--- begin INFORMATION SHOWN ---

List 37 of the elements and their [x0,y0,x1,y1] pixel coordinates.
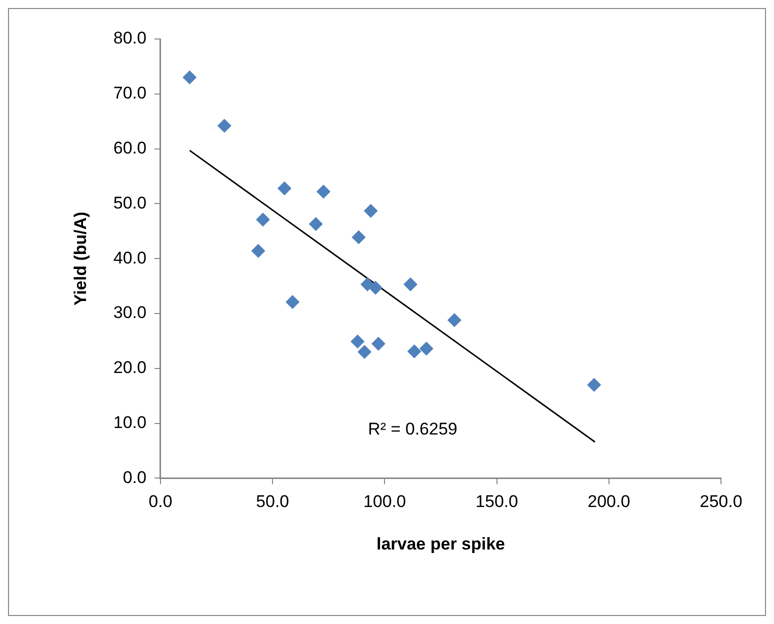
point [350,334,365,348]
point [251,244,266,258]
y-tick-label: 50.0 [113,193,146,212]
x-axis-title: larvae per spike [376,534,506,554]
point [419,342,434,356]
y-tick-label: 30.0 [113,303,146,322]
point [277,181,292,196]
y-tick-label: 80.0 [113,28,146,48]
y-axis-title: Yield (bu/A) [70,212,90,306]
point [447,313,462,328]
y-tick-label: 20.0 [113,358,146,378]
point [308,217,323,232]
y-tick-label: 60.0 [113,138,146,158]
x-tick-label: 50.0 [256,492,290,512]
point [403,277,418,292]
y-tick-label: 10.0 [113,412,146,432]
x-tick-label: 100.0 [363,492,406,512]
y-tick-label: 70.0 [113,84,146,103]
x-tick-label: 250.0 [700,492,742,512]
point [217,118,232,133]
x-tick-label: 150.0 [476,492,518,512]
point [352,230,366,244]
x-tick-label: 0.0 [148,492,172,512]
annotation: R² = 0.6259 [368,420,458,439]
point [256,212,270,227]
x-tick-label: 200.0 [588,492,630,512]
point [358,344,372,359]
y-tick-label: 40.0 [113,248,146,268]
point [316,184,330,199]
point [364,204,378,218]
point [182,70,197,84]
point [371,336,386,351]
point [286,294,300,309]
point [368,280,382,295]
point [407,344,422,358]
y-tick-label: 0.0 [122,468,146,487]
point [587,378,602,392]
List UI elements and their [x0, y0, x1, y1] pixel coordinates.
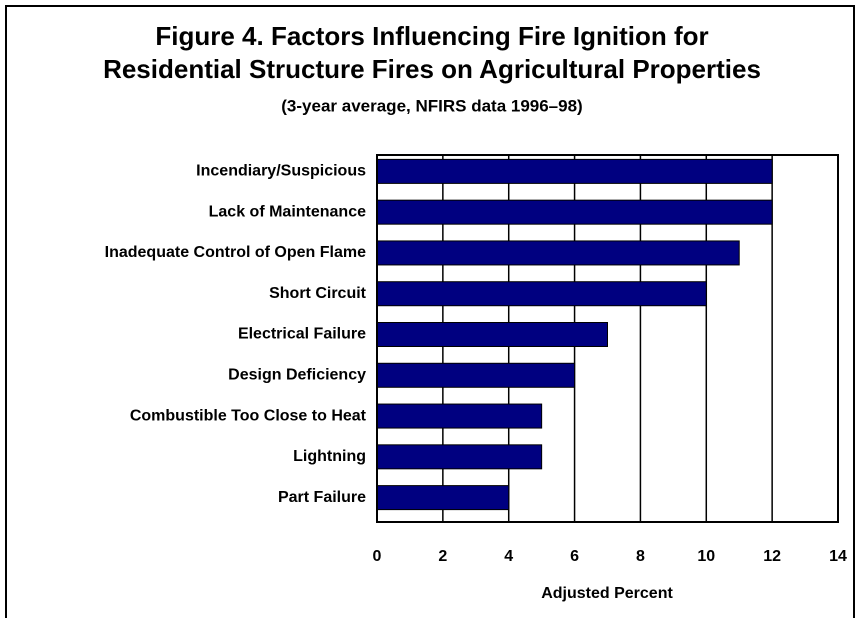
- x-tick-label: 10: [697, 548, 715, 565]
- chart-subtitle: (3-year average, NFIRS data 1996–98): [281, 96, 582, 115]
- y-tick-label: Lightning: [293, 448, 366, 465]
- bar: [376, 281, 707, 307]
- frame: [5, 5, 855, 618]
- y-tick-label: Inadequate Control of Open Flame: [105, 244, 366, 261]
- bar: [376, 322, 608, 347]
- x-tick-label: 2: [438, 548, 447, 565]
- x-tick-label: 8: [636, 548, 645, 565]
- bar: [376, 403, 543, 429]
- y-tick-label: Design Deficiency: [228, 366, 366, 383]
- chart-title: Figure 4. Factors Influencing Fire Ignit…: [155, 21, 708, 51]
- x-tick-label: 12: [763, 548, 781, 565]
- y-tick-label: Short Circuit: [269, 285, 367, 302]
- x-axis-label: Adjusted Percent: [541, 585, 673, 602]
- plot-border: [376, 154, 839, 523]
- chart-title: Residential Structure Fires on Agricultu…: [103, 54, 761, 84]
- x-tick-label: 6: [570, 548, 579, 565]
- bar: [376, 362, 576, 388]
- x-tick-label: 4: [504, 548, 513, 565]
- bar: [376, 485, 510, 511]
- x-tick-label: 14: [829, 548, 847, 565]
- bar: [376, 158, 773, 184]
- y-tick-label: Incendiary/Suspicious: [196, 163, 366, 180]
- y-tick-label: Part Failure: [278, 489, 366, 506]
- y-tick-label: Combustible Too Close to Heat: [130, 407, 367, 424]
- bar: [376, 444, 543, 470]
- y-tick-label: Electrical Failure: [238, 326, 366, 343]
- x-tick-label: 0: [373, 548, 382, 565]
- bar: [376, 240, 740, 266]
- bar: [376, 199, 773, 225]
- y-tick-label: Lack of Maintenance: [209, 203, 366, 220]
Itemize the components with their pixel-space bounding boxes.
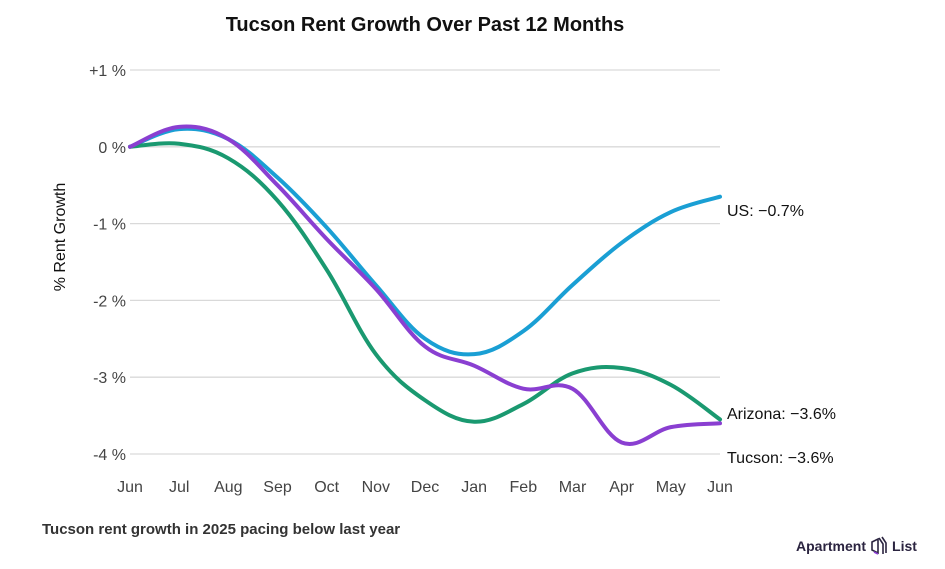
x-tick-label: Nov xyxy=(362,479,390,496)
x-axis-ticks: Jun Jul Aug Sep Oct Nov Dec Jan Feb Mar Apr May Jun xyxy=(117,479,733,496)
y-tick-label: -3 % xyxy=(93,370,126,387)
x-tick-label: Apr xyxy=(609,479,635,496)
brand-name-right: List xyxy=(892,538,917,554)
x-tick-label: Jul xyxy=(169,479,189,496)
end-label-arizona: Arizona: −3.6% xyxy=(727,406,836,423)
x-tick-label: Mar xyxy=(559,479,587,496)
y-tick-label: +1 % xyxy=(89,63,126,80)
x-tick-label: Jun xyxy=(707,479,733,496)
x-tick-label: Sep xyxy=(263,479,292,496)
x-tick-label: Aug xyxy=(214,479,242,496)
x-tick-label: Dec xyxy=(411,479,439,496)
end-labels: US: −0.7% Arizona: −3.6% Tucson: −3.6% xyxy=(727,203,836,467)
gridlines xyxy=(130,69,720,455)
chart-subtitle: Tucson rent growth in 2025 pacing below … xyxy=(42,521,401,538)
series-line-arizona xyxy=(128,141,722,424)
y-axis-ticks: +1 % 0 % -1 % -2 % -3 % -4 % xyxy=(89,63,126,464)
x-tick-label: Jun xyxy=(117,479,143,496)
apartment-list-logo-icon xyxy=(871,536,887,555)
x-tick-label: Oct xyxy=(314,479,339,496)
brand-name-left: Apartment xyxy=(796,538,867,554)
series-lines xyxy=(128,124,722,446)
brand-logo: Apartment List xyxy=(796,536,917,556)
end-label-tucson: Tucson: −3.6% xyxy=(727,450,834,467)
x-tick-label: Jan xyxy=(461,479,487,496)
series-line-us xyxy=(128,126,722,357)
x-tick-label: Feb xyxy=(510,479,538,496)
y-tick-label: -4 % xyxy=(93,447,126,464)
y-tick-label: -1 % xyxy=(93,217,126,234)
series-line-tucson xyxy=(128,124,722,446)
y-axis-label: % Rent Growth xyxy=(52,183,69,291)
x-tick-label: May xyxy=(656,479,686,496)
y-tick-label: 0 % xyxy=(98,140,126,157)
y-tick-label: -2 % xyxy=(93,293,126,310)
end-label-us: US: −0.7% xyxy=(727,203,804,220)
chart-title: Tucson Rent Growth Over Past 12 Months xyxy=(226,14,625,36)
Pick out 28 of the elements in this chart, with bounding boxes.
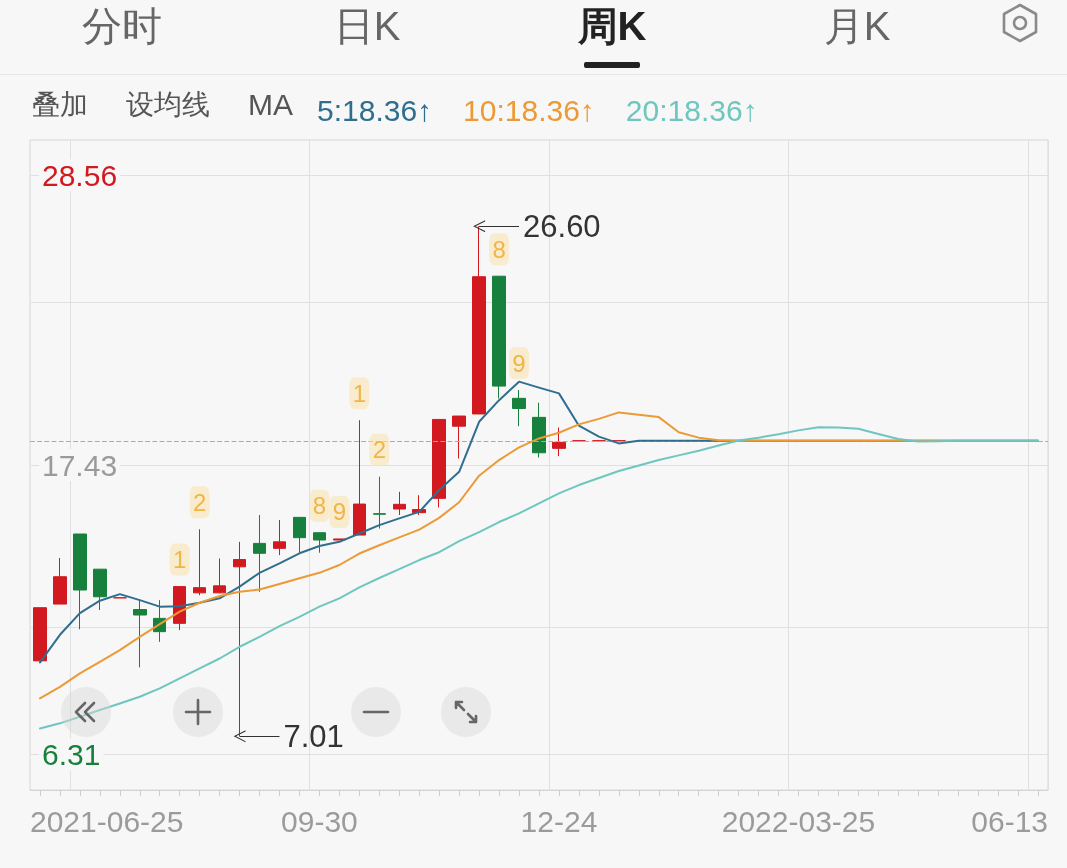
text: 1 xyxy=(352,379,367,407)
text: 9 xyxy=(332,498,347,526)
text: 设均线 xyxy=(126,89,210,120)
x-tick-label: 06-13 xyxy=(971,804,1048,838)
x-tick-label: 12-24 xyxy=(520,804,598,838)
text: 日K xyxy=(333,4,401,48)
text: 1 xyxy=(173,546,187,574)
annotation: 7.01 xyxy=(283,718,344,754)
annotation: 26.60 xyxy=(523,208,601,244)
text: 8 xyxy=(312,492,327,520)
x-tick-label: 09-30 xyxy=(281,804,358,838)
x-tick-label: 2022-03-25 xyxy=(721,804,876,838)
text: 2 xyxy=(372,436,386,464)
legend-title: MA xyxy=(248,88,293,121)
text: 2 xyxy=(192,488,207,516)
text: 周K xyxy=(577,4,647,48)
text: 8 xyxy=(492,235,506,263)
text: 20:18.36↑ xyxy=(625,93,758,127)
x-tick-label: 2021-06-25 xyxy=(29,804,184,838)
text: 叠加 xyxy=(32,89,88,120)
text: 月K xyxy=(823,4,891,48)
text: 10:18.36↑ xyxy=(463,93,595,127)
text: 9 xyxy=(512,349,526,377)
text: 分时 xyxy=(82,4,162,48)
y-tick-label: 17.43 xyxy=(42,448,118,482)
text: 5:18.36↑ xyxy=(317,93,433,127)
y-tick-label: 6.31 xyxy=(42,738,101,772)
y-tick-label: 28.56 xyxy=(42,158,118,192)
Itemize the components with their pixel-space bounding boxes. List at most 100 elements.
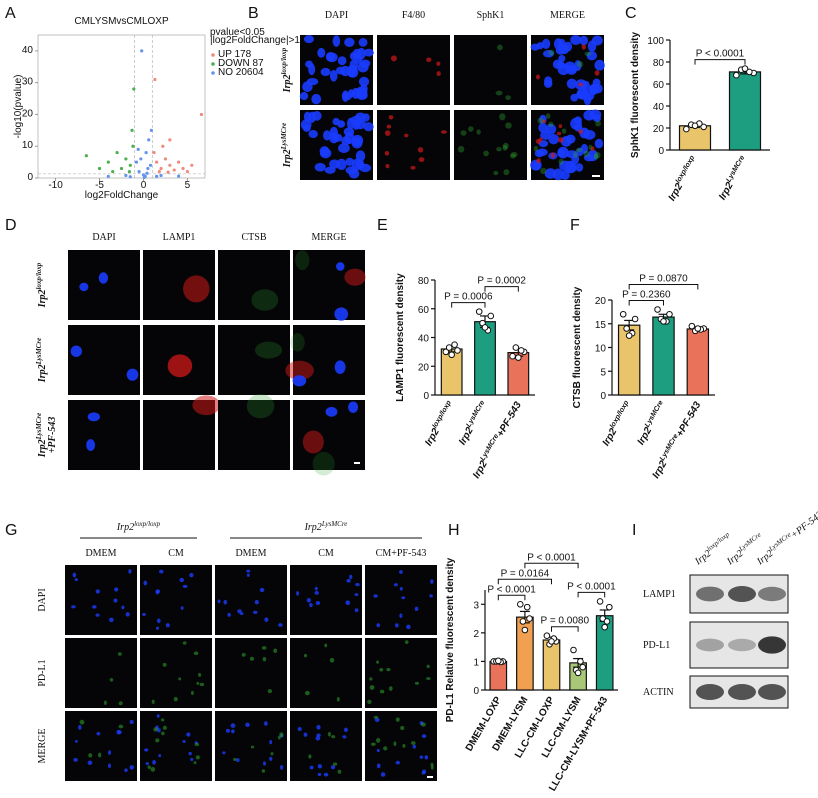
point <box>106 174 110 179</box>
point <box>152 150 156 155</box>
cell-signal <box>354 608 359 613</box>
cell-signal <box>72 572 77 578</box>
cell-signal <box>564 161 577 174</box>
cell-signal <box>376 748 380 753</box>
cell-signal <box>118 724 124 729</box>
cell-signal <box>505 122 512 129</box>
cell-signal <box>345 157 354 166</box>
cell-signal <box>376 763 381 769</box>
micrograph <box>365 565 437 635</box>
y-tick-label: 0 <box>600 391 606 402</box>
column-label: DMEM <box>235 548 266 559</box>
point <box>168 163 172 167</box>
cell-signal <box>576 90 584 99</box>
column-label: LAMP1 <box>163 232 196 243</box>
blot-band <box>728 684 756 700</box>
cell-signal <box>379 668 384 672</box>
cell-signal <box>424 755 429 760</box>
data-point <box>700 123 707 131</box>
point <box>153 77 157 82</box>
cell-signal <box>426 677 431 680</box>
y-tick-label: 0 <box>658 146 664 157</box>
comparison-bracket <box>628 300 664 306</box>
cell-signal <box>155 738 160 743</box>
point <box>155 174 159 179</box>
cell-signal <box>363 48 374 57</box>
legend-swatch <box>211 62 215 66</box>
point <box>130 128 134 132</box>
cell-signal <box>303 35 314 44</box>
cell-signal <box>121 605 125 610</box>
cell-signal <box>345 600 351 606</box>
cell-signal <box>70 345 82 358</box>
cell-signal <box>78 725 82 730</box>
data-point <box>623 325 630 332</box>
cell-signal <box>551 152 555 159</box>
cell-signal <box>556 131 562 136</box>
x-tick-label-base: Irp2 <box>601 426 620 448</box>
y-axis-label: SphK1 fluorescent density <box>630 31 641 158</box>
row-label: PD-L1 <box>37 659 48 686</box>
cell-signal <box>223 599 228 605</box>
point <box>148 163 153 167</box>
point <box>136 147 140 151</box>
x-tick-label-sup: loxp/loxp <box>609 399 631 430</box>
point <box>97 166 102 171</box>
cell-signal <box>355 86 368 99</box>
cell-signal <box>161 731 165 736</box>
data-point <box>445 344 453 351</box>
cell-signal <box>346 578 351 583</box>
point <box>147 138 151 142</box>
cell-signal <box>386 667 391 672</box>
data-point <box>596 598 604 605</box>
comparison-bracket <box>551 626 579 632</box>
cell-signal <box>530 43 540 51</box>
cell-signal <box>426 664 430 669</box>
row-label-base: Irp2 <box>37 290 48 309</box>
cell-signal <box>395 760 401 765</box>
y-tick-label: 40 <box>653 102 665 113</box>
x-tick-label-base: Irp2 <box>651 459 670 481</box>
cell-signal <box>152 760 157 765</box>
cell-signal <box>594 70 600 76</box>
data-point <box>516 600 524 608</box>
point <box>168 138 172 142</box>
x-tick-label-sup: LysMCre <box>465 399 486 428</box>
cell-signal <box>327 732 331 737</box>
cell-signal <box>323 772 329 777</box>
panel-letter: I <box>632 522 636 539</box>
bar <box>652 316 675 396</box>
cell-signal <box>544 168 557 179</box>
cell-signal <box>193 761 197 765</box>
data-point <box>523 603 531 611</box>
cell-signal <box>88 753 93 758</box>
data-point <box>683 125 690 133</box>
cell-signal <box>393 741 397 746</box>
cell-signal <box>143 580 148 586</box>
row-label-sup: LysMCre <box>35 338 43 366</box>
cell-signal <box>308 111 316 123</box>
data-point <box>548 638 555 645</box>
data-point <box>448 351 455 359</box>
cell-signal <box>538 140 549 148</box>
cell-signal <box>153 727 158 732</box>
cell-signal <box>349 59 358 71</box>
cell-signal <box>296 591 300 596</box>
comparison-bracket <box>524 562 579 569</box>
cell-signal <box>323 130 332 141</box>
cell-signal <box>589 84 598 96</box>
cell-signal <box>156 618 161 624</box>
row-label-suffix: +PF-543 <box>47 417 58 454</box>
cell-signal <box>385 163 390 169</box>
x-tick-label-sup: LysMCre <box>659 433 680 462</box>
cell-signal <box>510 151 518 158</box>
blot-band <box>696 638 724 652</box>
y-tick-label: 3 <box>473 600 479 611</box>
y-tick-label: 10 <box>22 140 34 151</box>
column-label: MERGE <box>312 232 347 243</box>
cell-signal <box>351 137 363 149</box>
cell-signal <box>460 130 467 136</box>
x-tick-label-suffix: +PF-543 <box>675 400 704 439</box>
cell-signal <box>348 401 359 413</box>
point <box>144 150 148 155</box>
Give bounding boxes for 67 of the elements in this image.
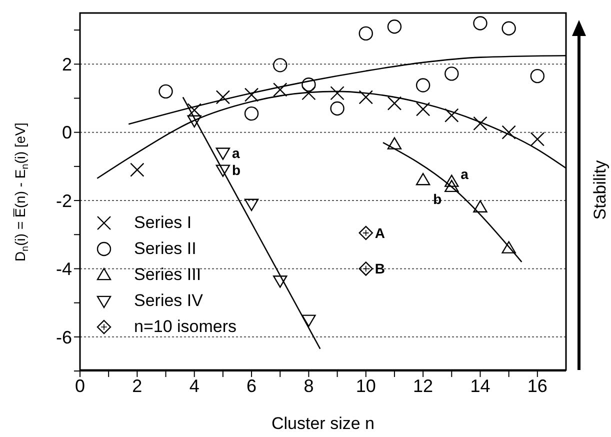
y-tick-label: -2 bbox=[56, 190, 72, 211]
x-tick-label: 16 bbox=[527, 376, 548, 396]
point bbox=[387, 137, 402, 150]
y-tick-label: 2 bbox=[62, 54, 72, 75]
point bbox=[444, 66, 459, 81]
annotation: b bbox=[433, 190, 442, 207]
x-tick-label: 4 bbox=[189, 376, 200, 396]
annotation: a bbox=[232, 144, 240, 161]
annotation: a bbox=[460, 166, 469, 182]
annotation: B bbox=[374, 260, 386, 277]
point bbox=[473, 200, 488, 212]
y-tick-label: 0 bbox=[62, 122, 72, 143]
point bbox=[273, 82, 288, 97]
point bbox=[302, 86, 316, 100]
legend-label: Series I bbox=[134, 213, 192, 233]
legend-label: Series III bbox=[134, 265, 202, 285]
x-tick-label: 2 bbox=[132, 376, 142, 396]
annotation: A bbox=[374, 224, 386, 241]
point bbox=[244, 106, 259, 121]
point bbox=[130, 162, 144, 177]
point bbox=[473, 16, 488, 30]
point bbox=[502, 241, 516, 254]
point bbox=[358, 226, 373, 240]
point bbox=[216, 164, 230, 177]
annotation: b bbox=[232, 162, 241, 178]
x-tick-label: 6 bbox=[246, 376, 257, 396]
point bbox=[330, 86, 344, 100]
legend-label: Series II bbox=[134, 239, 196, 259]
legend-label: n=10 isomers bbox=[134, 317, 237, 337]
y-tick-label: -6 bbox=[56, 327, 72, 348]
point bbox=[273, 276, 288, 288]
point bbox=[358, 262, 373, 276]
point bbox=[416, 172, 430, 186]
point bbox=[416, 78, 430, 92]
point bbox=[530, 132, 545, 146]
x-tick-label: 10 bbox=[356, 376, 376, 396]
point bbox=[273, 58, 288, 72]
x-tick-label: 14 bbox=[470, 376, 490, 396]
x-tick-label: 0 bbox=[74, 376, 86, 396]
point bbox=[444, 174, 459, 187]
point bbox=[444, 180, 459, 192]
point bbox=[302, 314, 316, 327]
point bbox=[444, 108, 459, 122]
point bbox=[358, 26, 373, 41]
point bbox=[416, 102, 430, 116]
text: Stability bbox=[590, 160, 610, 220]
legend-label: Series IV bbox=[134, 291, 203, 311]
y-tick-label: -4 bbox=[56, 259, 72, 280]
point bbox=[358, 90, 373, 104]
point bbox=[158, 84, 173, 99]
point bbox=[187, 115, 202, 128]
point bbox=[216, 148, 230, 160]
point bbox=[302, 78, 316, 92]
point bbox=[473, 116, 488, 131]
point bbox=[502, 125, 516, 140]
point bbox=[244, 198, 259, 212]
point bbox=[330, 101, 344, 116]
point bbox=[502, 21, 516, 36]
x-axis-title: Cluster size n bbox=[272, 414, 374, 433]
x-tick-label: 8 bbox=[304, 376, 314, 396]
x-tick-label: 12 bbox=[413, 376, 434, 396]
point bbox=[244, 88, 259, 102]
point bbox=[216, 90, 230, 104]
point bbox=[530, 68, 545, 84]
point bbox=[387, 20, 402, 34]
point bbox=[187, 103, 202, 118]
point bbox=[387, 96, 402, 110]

--- end INFORMATION SHOWN ---

■ TASK BRIEF ■
Reproduce the stretch of the listing from its start through the line containing "List UI elements", with "larvae per spike" changed to "larvae per head" and nothing else altered. Leave the pictures out of your answer.

■ RESULT FOR THIS EXERCISE ■
List 37 of the elements and their [x0,y0,x1,y1] pixel coordinates.
point [350,334,365,348]
point [251,244,266,258]
y-tick-label: 50.0 [113,193,146,212]
x-axis-title: larvae per head [376,534,506,554]
point [419,342,434,356]
y-tick-label: 30.0 [113,303,146,322]
point [277,181,292,196]
y-tick-label: 80.0 [113,28,146,48]
y-axis-title: Yield (bu/A) [70,212,90,306]
point [447,313,462,328]
y-tick-label: 20.0 [113,358,146,378]
point [308,217,323,232]
y-tick-label: 60.0 [113,138,146,158]
x-tick-label: 50.0 [256,492,290,512]
point [403,277,418,292]
y-tick-label: 10.0 [113,412,146,432]
x-tick-label: 100.0 [363,492,406,512]
y-tick-label: 70.0 [113,84,146,103]
x-tick-label: 250.0 [700,492,742,512]
point [217,118,232,133]
x-tick-label: 150.0 [476,492,518,512]
point [352,230,366,244]
x-tick-label: 0.0 [148,492,172,512]
annotation: R² = 0.6259 [368,420,458,439]
point [256,212,270,227]
x-tick-label: 200.0 [588,492,630,512]
point [358,344,372,359]
y-tick-label: 40.0 [113,248,146,268]
point [316,184,330,199]
point [364,204,378,218]
point [182,70,197,84]
point [371,336,386,351]
point [286,294,300,309]
point [368,280,382,295]
point [407,344,422,358]
y-tick-label: 0.0 [122,468,146,487]
point [587,378,602,392]
List UI elements and their [x0, y0, x1, y1] pixel coordinates.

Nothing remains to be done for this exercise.